[Opening Source text section]
Oh Emmie, thank you for this. Unbelievably timely. I'm about a month into a three-month stay in Ireland. Coming here (from the US) is the fulfillment of a lifelong dream and the first phase of my new slowmad lifestyle (thanks to tourist visas and my remote job).

After spending the past year packing up my life at home, preparing for this transition, and anticipating lots of new adventures, my first days and weeks here have left me with energy for little more than slow walks exploring my for-now neighborhood at the quiet edge of southwest Dublin and finding my new rhythms here at the foot of the Dublin mountains. No big, grand adventures (just yet).

I've been wrestling with the illusion of time scarcity, the compulsion to "make the most of the time," and facing the limits of my energy and capacity as a highly sensitive, introverted, neurodivergent woman in my early 40s. And I've been dreading the "so what have you been up to" question from friends and family back home (as if I have to justify my experience to anyone else).

I've only just begun to make peace with the idea that this time and space, these first weeks and months on this new journey, may simply be an invitation to recover and rest deeply in a beautiful, serene environment (and my ancestral homeland) after so many months of tasks, deadlines, movement, minimal solitude, and innumerable other forms of tension and intensity. After reading about your move to Japan, I know you know what I mean.
[Closing Source text section]
**Tasks and exercises**.
**1)** Can you extract, word for word, the part of the comment about living in Ireland that begins at the words "I've been wrestling" and stops after "to anyone else)."?
**2)** How would you extend the comment about living in Ireland past its final sentence?
You can ignore the lines that follow this comment about living in Ireland.
[Opening Data excerpts section]
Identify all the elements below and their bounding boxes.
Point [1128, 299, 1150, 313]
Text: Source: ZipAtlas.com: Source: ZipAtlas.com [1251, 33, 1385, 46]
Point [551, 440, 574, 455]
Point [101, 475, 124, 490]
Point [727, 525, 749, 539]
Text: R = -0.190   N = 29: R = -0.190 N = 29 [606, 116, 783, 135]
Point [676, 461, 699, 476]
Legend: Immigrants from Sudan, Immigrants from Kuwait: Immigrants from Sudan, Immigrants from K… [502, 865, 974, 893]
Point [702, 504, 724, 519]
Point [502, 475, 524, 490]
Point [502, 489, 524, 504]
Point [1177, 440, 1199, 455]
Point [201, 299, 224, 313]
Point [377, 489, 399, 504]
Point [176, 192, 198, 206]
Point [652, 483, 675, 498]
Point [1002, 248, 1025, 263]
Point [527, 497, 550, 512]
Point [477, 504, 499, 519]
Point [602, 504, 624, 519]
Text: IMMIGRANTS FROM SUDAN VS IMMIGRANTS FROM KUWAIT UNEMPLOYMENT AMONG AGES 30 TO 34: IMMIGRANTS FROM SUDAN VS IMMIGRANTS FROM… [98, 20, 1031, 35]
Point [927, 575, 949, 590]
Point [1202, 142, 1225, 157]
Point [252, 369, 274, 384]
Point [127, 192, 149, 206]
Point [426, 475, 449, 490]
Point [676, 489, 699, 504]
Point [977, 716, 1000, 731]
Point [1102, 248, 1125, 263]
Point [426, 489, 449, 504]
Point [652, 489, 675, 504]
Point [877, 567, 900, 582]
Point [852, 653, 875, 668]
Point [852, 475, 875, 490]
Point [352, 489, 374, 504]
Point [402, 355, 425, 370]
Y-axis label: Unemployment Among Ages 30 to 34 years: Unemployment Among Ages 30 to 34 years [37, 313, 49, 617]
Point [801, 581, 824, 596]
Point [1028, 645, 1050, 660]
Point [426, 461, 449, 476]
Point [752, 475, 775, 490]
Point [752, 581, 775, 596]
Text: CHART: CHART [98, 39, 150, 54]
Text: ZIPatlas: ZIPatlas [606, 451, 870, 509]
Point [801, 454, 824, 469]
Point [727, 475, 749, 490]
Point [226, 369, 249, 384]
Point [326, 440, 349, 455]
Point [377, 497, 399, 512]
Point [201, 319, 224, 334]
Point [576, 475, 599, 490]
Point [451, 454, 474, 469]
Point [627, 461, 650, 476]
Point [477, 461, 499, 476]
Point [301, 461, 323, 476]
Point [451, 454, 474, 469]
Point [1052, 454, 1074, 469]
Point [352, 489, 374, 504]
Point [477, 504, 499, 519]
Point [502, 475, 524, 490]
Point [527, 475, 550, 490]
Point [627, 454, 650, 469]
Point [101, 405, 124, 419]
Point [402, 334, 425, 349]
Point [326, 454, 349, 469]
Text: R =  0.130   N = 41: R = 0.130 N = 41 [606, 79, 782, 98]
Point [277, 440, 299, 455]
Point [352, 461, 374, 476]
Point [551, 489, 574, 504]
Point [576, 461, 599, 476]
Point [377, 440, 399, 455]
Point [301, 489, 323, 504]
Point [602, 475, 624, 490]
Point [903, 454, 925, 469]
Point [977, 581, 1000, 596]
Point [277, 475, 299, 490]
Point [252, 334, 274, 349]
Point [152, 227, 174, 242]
[Closing Data excerpts section]
**Expected responses**.
**1)**
I've been wrestling with the illusion of time scarcity, the compulsion to "make the most of the time," and facing the limits of my energy and capacity as a highly sensitive, introverted, neurodivergent woman in my early 40s. And I've been dreading the "so what have you been up to" question from friends and family back home (as if I have to justify my experience to anyone else).

**2)**
I'm learning to be patient in the slow unwinding of my body and nervous system (especially coming from the US at this time) and unhooking from the pressure—internal or external, perceived or actual—to be or do anything in particular.

I'm letting my body lead, even if that just means taking twenty minutes for some very light stretching and movement on the balcony, soaking in some of Ireland's rare warmth and sunshine when it arrives (often while listening to one of your essays), allowing myself to enjoy the abundant solitude I now have, gazing out at the emerald fields and hills in my backyard, and feeling teacup-warmth in one hand and ink-flow in the other as I return to my journal for the first time in ages.

So your words came this morning as a gentle affirmation of everything I've been intuiting, as so much of your writing has been for me recently. A reminder about the not-knowing of eclipse season and encouragement to keep leaning into the spiralic and often uncomfortable and counter-intuitive nature of rest. Thank you for helping me sink a little deeper.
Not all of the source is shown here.